■ Work required ■
In the material below, change every instance of "observed-point" to "data-point" and reproduce all the lines with nothing else altered.
=======
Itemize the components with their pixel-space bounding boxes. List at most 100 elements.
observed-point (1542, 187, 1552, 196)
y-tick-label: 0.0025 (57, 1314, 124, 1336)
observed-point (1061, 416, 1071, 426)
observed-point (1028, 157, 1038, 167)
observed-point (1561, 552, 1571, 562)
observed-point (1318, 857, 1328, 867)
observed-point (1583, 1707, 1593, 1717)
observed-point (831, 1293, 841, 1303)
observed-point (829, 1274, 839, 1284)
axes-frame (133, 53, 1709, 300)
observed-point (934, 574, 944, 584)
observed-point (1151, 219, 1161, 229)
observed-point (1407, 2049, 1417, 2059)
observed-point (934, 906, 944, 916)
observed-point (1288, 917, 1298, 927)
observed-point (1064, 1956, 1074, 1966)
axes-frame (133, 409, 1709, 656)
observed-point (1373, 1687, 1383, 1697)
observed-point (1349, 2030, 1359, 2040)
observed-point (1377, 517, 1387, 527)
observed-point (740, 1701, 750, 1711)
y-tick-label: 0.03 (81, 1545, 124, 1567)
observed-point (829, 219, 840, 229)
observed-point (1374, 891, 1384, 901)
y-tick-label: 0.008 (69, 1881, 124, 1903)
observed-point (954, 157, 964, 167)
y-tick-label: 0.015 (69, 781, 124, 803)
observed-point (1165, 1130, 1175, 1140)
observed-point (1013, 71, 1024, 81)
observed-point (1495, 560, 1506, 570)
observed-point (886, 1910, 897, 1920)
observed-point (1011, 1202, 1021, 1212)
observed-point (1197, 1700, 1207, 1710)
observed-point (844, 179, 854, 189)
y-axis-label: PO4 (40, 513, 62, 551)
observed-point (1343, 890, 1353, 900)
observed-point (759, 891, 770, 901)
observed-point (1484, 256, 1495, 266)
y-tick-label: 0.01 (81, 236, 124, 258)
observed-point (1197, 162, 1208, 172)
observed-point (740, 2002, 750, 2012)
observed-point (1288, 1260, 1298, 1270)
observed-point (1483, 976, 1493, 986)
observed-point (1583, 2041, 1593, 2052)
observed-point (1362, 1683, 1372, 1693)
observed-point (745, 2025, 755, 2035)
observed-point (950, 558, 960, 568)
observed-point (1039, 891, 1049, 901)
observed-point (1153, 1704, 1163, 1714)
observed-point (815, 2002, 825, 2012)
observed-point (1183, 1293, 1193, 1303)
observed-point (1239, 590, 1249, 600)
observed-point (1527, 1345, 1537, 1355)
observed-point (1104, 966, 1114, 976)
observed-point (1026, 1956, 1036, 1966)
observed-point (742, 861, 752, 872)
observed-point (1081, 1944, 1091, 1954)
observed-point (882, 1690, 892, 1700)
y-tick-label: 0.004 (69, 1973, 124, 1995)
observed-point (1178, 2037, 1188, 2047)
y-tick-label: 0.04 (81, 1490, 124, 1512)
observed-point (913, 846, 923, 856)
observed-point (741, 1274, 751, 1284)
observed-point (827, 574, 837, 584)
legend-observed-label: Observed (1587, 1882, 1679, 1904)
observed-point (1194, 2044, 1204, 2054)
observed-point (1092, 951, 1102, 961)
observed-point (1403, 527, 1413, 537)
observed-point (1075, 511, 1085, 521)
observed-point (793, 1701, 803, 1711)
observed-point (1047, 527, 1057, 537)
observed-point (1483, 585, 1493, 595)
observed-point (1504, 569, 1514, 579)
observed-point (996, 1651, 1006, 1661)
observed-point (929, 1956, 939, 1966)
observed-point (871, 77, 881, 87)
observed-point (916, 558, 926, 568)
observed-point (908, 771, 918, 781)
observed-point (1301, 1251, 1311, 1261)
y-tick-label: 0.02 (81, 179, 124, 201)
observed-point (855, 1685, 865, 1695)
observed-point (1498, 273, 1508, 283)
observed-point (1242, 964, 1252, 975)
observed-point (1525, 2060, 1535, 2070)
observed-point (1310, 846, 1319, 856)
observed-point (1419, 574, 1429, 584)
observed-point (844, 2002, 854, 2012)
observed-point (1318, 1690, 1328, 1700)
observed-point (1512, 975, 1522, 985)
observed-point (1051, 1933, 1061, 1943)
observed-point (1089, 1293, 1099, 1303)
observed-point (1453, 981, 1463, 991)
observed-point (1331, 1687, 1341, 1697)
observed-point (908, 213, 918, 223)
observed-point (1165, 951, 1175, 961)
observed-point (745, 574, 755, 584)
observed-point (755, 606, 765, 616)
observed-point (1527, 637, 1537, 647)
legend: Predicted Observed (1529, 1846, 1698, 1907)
=======
■ Reply to the task ■
Itemize the components with their pixel-space bounding boxes. List at most 100 elements.
data-point (1542, 187, 1552, 196)
y-tick-label: 0.0025 (57, 1314, 124, 1336)
data-point (1061, 416, 1071, 426)
data-point (1028, 157, 1038, 167)
data-point (1561, 552, 1571, 562)
data-point (1318, 857, 1328, 867)
data-point (1583, 1707, 1593, 1717)
data-point (831, 1293, 841, 1303)
data-point (829, 1274, 839, 1284)
axes-frame (133, 53, 1709, 300)
data-point (934, 574, 944, 584)
data-point (1151, 219, 1161, 229)
data-point (1407, 2049, 1417, 2059)
data-point (934, 906, 944, 916)
data-point (1288, 917, 1298, 927)
data-point (1064, 1956, 1074, 1966)
axes-frame (133, 409, 1709, 656)
data-point (1373, 1687, 1383, 1697)
data-point (1349, 2030, 1359, 2040)
data-point (1377, 517, 1387, 527)
data-point (740, 1701, 750, 1711)
y-tick-label: 0.03 (81, 1545, 124, 1567)
data-point (829, 219, 840, 229)
data-point (1374, 891, 1384, 901)
y-tick-label: 0.008 (69, 1881, 124, 1903)
data-point (954, 157, 964, 167)
y-tick-label: 0.015 (69, 781, 124, 803)
data-point (1165, 1130, 1175, 1140)
data-point (1013, 71, 1024, 81)
data-point (1495, 560, 1506, 570)
data-point (886, 1910, 897, 1920)
data-point (1011, 1202, 1021, 1212)
data-point (1197, 1700, 1207, 1710)
data-point (844, 179, 854, 189)
y-axis-label: PO4 (40, 513, 62, 551)
data-point (1343, 890, 1353, 900)
data-point (759, 891, 770, 901)
data-point (1484, 256, 1495, 266)
y-tick-label: 0.01 (81, 236, 124, 258)
data-point (1197, 162, 1208, 172)
data-point (740, 2002, 750, 2012)
data-point (1288, 1260, 1298, 1270)
data-point (1483, 976, 1493, 986)
data-point (1583, 2041, 1593, 2052)
data-point (1362, 1683, 1372, 1693)
data-point (745, 2025, 755, 2035)
data-point (950, 558, 960, 568)
data-point (1039, 891, 1049, 901)
data-point (1153, 1704, 1163, 1714)
data-point (815, 2002, 825, 2012)
data-point (1183, 1293, 1193, 1303)
data-point (1239, 590, 1249, 600)
data-point (1527, 1345, 1537, 1355)
data-point (1104, 966, 1114, 976)
data-point (1026, 1956, 1036, 1966)
data-point (742, 861, 752, 872)
data-point (1081, 1944, 1091, 1954)
data-point (882, 1690, 892, 1700)
y-tick-label: 0.004 (69, 1973, 124, 1995)
data-point (1178, 2037, 1188, 2047)
y-tick-label: 0.04 (81, 1490, 124, 1512)
data-point (913, 846, 923, 856)
data-point (741, 1274, 751, 1284)
data-point (827, 574, 837, 584)
legend-observed-label: Observed (1587, 1882, 1679, 1904)
data-point (1194, 2044, 1204, 2054)
data-point (1092, 951, 1102, 961)
data-point (1403, 527, 1413, 537)
data-point (1075, 511, 1085, 521)
data-point (793, 1701, 803, 1711)
data-point (1047, 527, 1057, 537)
data-point (1483, 585, 1493, 595)
data-point (1504, 569, 1514, 579)
data-point (996, 1651, 1006, 1661)
data-point (929, 1956, 939, 1966)
data-point (871, 77, 881, 87)
data-point (916, 558, 926, 568)
data-point (908, 771, 918, 781)
data-point (1301, 1251, 1311, 1261)
y-tick-label: 0.02 (81, 179, 124, 201)
data-point (855, 1685, 865, 1695)
data-point (1498, 273, 1508, 283)
data-point (1242, 964, 1252, 975)
data-point (1525, 2060, 1535, 2070)
data-point (1310, 846, 1319, 856)
data-point (1419, 574, 1429, 584)
data-point (844, 2002, 854, 2012)
data-point (1318, 1690, 1328, 1700)
data-point (1512, 975, 1522, 985)
data-point (1051, 1933, 1061, 1943)
data-point (1089, 1293, 1099, 1303)
data-point (1453, 981, 1463, 991)
data-point (1331, 1687, 1341, 1697)
data-point (908, 213, 918, 223)
data-point (1165, 951, 1175, 961)
data-point (745, 574, 755, 584)
data-point (755, 606, 765, 616)
data-point (1527, 637, 1537, 647)
legend: Predicted Observed (1529, 1846, 1698, 1907)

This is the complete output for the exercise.